Write out the entries verbatim and leave the images out of the copy.
-- BEGIN Data entries --
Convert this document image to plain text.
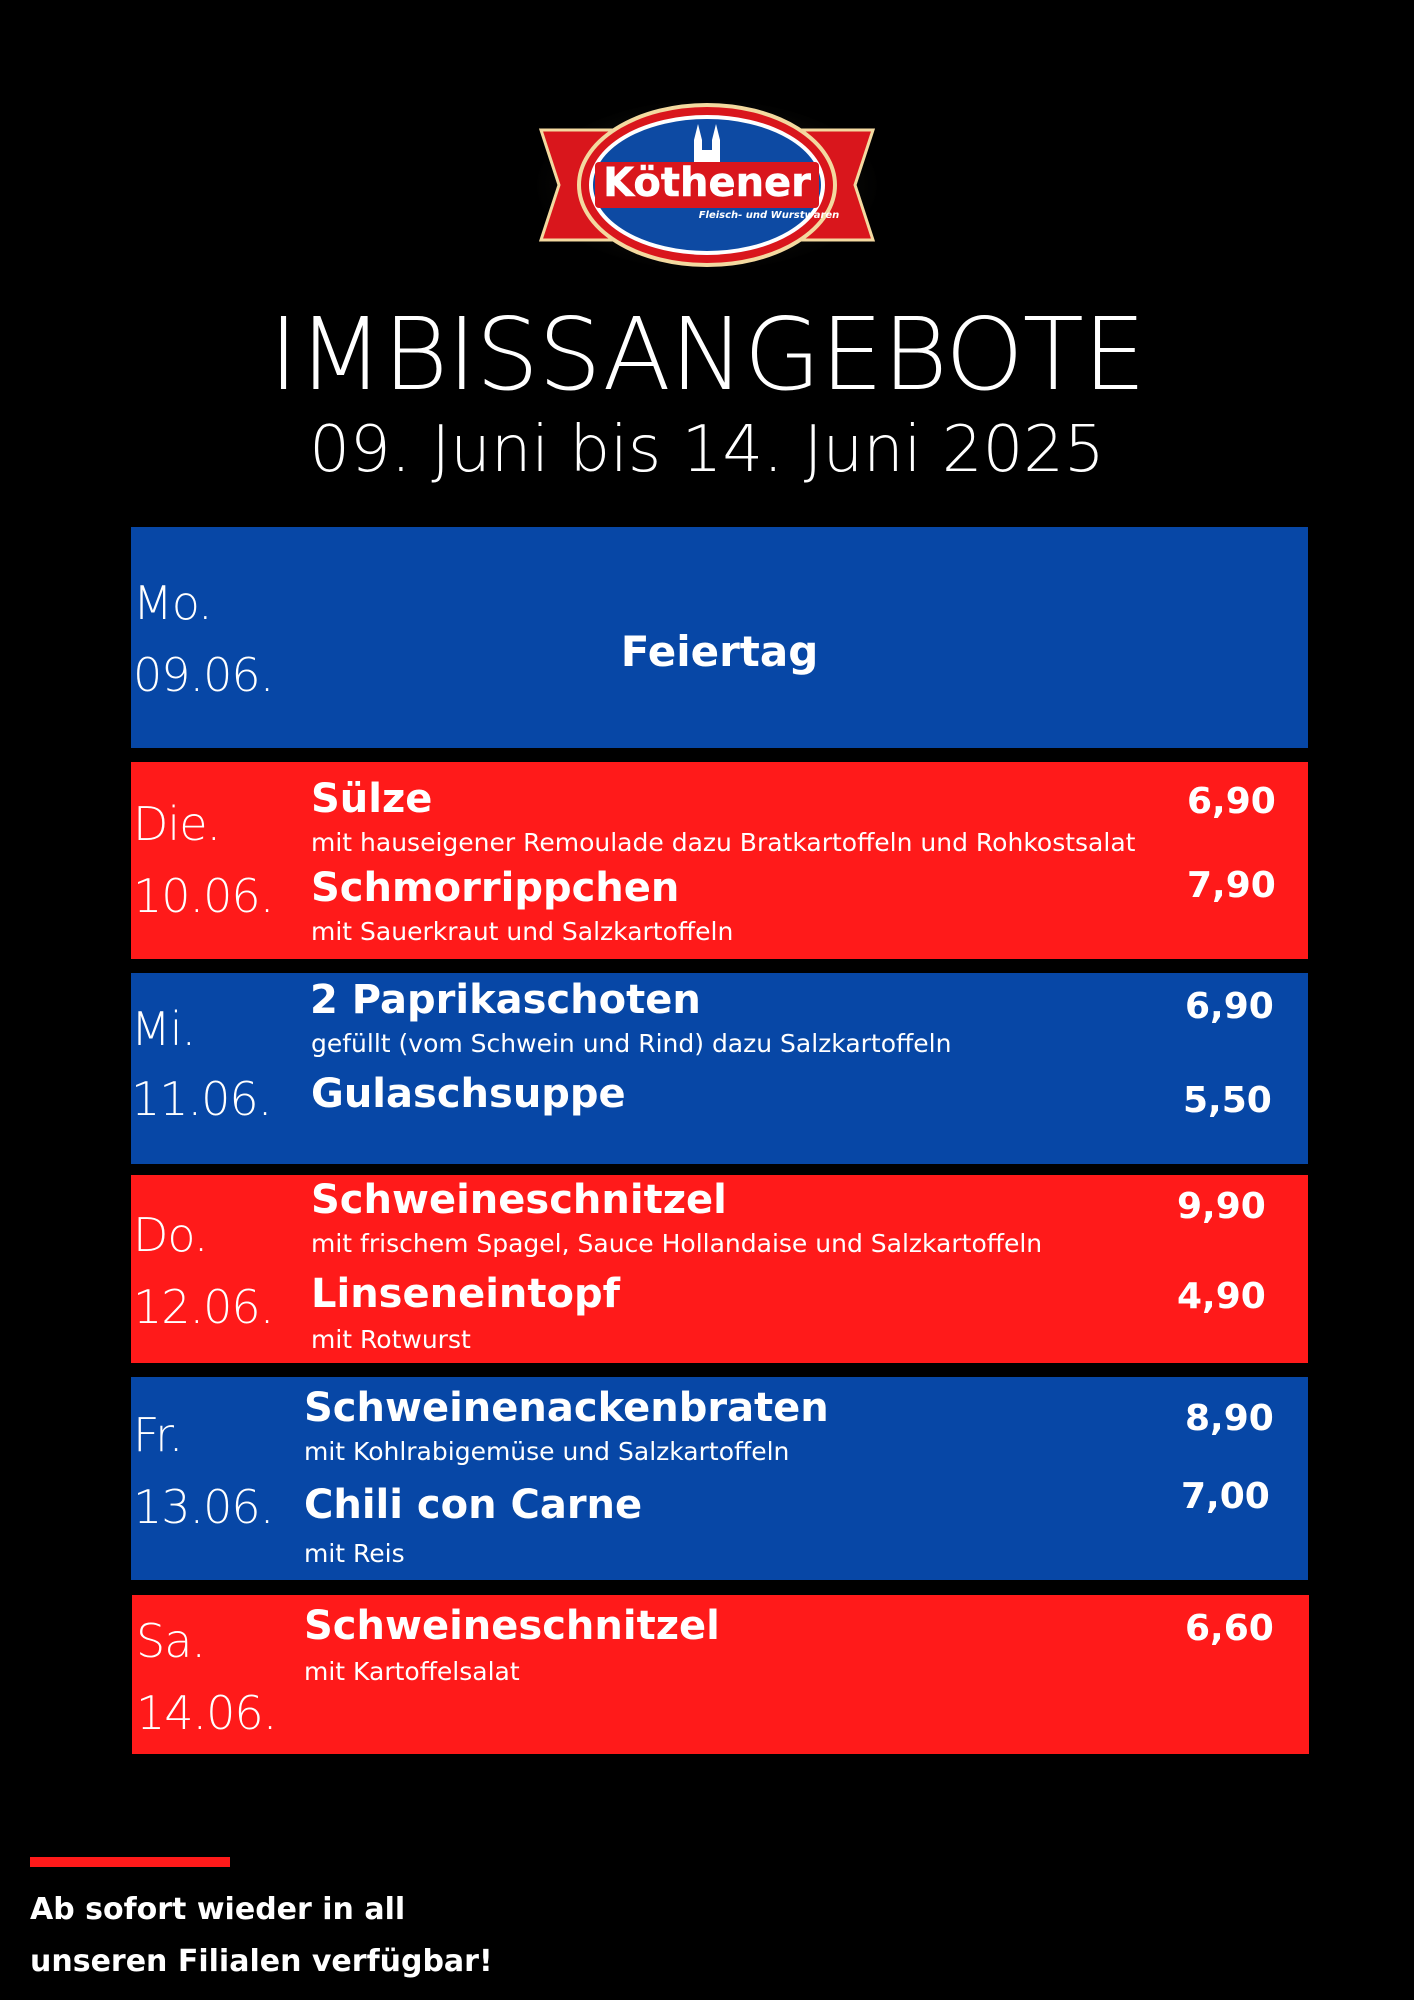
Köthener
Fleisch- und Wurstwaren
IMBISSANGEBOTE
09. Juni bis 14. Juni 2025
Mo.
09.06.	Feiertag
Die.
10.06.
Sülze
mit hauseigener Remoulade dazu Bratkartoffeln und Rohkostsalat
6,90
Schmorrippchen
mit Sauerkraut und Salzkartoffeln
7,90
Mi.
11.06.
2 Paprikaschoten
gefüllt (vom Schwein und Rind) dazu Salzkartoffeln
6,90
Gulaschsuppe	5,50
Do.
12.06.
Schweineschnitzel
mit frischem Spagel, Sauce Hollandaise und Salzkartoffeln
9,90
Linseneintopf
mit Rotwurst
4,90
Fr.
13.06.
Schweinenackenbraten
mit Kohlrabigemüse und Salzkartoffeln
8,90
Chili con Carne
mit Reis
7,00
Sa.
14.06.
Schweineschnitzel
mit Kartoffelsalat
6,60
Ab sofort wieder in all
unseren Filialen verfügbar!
-- END Data entries --
-- Task result --
Convert this document image to plain text.
Köthener
Fleisch- und Wurstwaren
IMBISSANGEBOTE
09. Juni bis 14. Juni 2025
Mo.
09.06.	Feiertag
Die.
10.06.
Sülze
mit hauseigener Remoulade dazu Bratkartoffeln und Rohkostsalat
6,90
Schmorrippchen
mit Sauerkraut und Salzkartoffeln
7,90
Mi.
11.06.
2 Paprikaschoten
gefüllt (vom Schwein und Rind) dazu Salzkartoffeln
6,90
Gulaschsuppe	5,50
Do.
12.06.
Schweineschnitzel
mit frischem Spagel, Sauce Hollandaise und Salzkartoffeln
9,90
Linseneintopf
mit Rotwurst
4,90
Fr.
13.06.
Schweinenackenbraten
mit Kohlrabigemüse und Salzkartoffeln
8,90
Chili con Carne
mit Reis
7,00
Sa.
14.06.
Schweineschnitzel
mit Kartoffelsalat
6,60
Ab sofort wieder in all
unseren Filialen verfügbar!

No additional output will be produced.